Prompt: The data must be returned in full and exactly as given.

+---+

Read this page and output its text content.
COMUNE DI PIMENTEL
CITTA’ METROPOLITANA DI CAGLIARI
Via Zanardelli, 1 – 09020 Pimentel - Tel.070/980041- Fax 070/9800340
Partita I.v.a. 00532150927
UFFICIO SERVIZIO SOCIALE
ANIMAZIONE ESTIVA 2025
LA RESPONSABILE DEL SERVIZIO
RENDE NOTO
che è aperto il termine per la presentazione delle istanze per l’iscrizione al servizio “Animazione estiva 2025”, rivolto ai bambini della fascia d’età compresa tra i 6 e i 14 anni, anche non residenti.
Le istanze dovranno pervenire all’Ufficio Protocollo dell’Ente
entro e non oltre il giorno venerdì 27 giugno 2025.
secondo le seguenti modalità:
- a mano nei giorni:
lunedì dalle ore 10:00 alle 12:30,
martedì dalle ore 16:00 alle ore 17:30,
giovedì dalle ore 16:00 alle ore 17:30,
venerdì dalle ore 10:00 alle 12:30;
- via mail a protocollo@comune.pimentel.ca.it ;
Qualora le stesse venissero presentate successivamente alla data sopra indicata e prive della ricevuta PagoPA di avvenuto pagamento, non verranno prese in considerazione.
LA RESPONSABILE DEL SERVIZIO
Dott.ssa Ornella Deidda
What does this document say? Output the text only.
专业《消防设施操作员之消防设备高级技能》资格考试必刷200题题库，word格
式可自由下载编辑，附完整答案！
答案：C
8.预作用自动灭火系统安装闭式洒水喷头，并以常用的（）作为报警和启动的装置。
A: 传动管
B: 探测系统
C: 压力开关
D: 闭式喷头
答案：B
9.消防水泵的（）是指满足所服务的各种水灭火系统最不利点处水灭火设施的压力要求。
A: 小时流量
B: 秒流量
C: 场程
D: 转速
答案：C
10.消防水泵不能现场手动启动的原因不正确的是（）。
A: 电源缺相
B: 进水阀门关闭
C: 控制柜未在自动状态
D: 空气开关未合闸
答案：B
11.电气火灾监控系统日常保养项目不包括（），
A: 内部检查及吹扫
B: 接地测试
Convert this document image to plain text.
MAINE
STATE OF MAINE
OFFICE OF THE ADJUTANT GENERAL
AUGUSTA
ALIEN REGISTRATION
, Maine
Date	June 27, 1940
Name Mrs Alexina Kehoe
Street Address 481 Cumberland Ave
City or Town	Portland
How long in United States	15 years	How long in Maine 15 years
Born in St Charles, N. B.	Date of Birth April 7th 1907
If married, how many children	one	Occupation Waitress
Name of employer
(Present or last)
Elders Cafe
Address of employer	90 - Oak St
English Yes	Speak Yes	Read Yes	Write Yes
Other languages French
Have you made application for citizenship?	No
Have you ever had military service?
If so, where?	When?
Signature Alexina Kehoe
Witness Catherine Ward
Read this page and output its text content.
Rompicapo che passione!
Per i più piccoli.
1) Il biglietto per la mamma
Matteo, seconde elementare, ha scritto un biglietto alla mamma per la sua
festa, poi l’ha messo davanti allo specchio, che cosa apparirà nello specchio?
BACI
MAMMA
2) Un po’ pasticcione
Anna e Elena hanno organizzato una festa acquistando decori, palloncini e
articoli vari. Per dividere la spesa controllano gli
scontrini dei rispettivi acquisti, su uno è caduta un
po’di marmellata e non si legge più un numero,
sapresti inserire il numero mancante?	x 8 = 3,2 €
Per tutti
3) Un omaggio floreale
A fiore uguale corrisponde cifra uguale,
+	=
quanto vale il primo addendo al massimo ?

+---+

Written solution:
Read this page and output its text content.
COMUNE DI PIMENTEL
CITTA’ METROPOLITANA DI CAGLIARI
Via Zanardelli, 1 – 09020 Pimentel - Tel.070/980041- Fax 070/9800340
Partita I.v.a. 00532150927
UFFICIO SERVIZIO SOCIALE
ANIMAZIONE ESTIVA 2025
LA RESPONSABILE DEL SERVIZIO
RENDE NOTO
che è aperto il termine per la presentazione delle istanze per l’iscrizione al servizio “Animazione estiva 2025”, rivolto ai bambini della fascia d’età compresa tra i 6 e i 14 anni, anche non residenti.
Le istanze dovranno pervenire all’Ufficio Protocollo dell’Ente
entro e non oltre il giorno venerdì 27 giugno 2025.
secondo le seguenti modalità:
- a mano nei giorni:
lunedì dalle ore 10:00 alle 12:30,
martedì dalle ore 16:00 alle ore 17:30,
giovedì dalle ore 16:00 alle ore 17:30,
venerdì dalle ore 10:00 alle 12:30;
- via mail a protocollo@comune.pimentel.ca.it ;
Qualora le stesse venissero presentate successivamente alla data sopra indicata e prive della ricevuta PagoPA di avvenuto pagamento, non verranno prese in considerazione.
LA RESPONSABILE DEL SERVIZIO
Dott.ssa Ornella Deidda
What does this document say? Output the text only.
专业《消防设施操作员之消防设备高级技能》资格考试必刷200题题库，word格
式可自由下载编辑，附完整答案！
答案：C
8.预作用自动灭火系统安装闭式洒水喷头，并以常用的（）作为报警和启动的装置。
A: 传动管
B: 探测系统
C: 压力开关
D: 闭式喷头
答案：B
9.消防水泵的（）是指满足所服务的各种水灭火系统最不利点处水灭火设施的压力要求。
A: 小时流量
B: 秒流量
C: 场程
D: 转速
答案：C
10.消防水泵不能现场手动启动的原因不正确的是（）。
A: 电源缺相
B: 进水阀门关闭
C: 控制柜未在自动状态
D: 空气开关未合闸
答案：B
11.电气火灾监控系统日常保养项目不包括（），
A: 内部检查及吹扫
B: 接地测试
Convert this document image to plain text.
MAINE
STATE OF MAINE
OFFICE OF THE ADJUTANT GENERAL
AUGUSTA
ALIEN REGISTRATION
, Maine
Date	June 27, 1940
Name Mrs Alexina Kehoe
Street Address 481 Cumberland Ave
City or Town	Portland
How long in United States	15 years	How long in Maine 15 years
Born in St Charles, N. B.	Date of Birth April 7th 1907
If married, how many children	one	Occupation Waitress
Name of employer
(Present or last)
Elders Cafe
Address of employer	90 - Oak St
English Yes	Speak Yes	Read Yes	Write Yes
Other languages French
Have you made application for citizenship?	No
Have you ever had military service?
If so, where?	When?
Signature Alexina Kehoe
Witness Catherine Ward
Read this page and output its text content.
Rompicapo che passione!
Per i più piccoli.
1) Il biglietto per la mamma
Matteo, seconde elementare, ha scritto un biglietto alla mamma per la sua
festa, poi l’ha messo davanti allo specchio, che cosa apparirà nello specchio?
BACI
MAMMA
2) Un po’ pasticcione
Anna e Elena hanno organizzato una festa acquistando decori, palloncini e
articoli vari. Per dividere la spesa controllano gli
scontrini dei rispettivi acquisti, su uno è caduta un
po’di marmellata e non si legge più un numero,
sapresti inserire il numero mancante?	x 8 = 3,2 €
Per tutti
3) Un omaggio floreale
A fiore uguale corrisponde cifra uguale,
+	=
quanto vale il primo addendo al massimo ?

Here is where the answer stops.